Lessons from the “Isolated Capital” Effect for the Fight Against Public Corruption: The Global Anticorruption Blog published a piece highlighting the “serious corruption problem” in the New York state legislature and making a connection between corruption and the fact that Albany is isolated from New York’s population center, New York City. Building on analyses by two academics, the writer suggests that factors linked to densely populated cities—like a robust media presence, access to information about government expenditures, and high voter turn-out—can help prevent and root out corruption.
The El Paso Intelligence Center has released a paper addressing law enforcement challenges posed by merchant-based money laundering. For a copy of the document, prosecutors and law enforcement officials can request access to the EPIC website.
An Alabama Sheriff, a Mystery Check and a Blogger Who Cried Foul: The New York Times examines allegations that Morgan County, Alabama, Sheriff Ana Franklin secretly installed spyware on a blogger’s computer after the blogger reported on Franklin’s alleged mismanagement of jail funds. The blogger reported that $150,000 that was earmarked to feed inmates at the jail had, instead, at the sheriff’s direction, been invested in a now-bankrupt used-car dealership run by a convicted fraudster.
Massive ‘Car Wash’ Corruption Probe in Brazil Faces Setbacks: The Brazil Supreme Court has voted to stop an Operation Car Wash-related investigation into four members of that country’s congress. As federal lawmakers can only be tried in that court, this ruling prevents prosecutors from pursuing cases against the lawmakers while they are in office. While this ruling is a setback, the larger investigation continues, as Brazil’s Federal Police have nearly doubled the number of agents assigned to investigate potentially corrupt politicians.
====
EXERCISE
Carry the corruption news roundup forward from its last sentence, in the same style.

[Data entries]
====
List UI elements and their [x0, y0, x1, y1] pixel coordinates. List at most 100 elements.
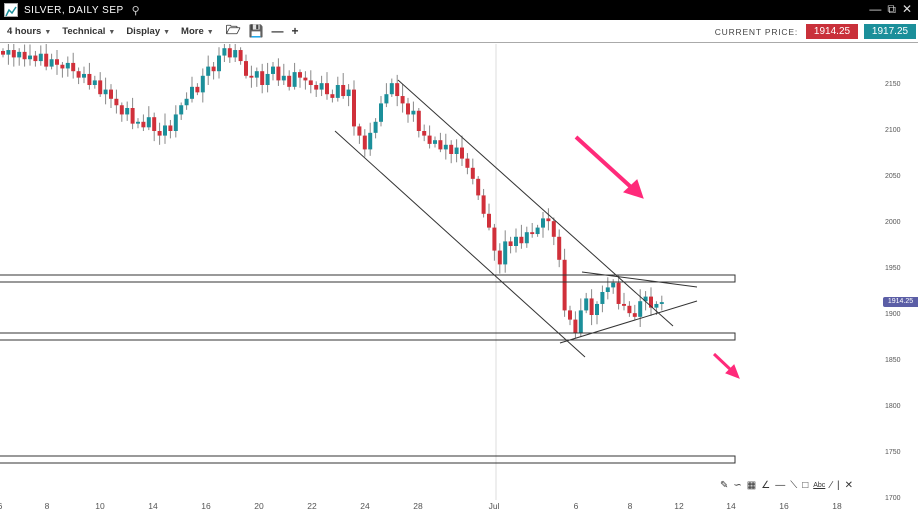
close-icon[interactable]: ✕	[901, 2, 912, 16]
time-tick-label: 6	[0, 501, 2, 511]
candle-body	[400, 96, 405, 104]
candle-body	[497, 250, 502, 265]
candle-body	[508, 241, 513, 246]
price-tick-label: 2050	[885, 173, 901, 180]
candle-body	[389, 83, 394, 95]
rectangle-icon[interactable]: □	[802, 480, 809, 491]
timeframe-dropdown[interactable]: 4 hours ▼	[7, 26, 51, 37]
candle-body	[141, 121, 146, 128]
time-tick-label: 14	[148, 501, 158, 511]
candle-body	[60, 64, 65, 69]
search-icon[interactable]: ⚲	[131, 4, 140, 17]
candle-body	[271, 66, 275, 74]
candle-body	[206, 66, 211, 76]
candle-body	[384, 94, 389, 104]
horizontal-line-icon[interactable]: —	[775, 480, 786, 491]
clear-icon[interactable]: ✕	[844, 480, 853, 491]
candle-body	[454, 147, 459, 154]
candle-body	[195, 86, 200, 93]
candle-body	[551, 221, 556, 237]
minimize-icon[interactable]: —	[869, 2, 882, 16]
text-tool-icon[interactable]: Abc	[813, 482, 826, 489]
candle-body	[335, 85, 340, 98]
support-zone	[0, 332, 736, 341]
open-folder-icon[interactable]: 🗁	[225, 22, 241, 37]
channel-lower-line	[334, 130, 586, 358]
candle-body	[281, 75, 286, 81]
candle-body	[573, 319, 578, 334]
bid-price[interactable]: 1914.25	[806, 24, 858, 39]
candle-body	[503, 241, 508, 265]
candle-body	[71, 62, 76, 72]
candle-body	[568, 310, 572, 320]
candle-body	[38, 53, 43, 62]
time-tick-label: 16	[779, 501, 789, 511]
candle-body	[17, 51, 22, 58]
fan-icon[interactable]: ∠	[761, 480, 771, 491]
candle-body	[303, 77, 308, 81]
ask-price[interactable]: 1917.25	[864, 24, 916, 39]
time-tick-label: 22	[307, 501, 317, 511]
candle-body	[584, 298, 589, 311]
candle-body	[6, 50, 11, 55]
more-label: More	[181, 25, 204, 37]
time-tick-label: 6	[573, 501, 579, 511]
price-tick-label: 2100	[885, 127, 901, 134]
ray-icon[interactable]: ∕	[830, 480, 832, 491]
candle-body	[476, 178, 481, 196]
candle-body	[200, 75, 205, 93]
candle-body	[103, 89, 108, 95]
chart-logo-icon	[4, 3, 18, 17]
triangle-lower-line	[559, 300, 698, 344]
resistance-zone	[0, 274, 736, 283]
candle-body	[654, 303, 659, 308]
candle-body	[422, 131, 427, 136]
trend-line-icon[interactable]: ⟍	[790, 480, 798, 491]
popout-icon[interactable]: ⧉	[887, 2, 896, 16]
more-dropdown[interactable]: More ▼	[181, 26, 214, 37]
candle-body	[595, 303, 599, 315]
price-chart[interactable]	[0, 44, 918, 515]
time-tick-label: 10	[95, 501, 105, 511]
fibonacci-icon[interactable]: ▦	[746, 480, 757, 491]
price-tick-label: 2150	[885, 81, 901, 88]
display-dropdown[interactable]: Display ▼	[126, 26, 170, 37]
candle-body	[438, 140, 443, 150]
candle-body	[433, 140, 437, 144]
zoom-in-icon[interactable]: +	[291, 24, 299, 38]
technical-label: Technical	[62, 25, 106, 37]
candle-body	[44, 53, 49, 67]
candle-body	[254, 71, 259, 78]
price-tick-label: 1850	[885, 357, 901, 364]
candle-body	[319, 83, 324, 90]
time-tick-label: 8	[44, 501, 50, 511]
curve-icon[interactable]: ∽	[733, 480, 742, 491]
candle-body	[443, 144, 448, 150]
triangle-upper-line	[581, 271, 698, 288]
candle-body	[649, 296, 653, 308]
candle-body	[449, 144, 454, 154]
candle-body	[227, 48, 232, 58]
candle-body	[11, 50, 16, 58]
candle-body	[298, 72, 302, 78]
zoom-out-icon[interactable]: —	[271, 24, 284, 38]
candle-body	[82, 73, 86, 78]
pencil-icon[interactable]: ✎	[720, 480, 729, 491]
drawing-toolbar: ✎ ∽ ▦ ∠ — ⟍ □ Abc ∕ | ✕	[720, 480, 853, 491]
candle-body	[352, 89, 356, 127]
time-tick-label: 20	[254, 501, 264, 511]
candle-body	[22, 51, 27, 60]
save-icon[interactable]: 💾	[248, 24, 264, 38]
====
TASK RESULT
The Promise and Perils of Cleaning House: Lessons from Italy: Harvard Law Professor Matthew Stephenson, drawing from the rise of Silvio Berlusconi after the exposure of a major corruption network in Italy, writes “a well-intentioned and widely-celebrated corruption cleanup could contribute to the rise of a populist—and deeply corrupt—demagogue.” Stephenson posits that a “power vacuum” created after a corruption sweep and/or deepening cynicism about politicians when corruption is exposed might provide fertile ground for the rise of a Berlusconi-esque leader.
Are Mexicans Imagining Their Corruption Problem?: Mexican President Enrique Peña Nieto and others have discounted polls showing that Mexican citizens perceive corruption to be higher than ever. The president and his officials have suggested that social networks are to blame for a (presumably incorrect) perception that corruption has increased. Relatedly, lawmakers in that country are considering legislation that would make it illegal for citizens to publish corruption allegations online that might damage a target’s credibility—even if those allegations are true.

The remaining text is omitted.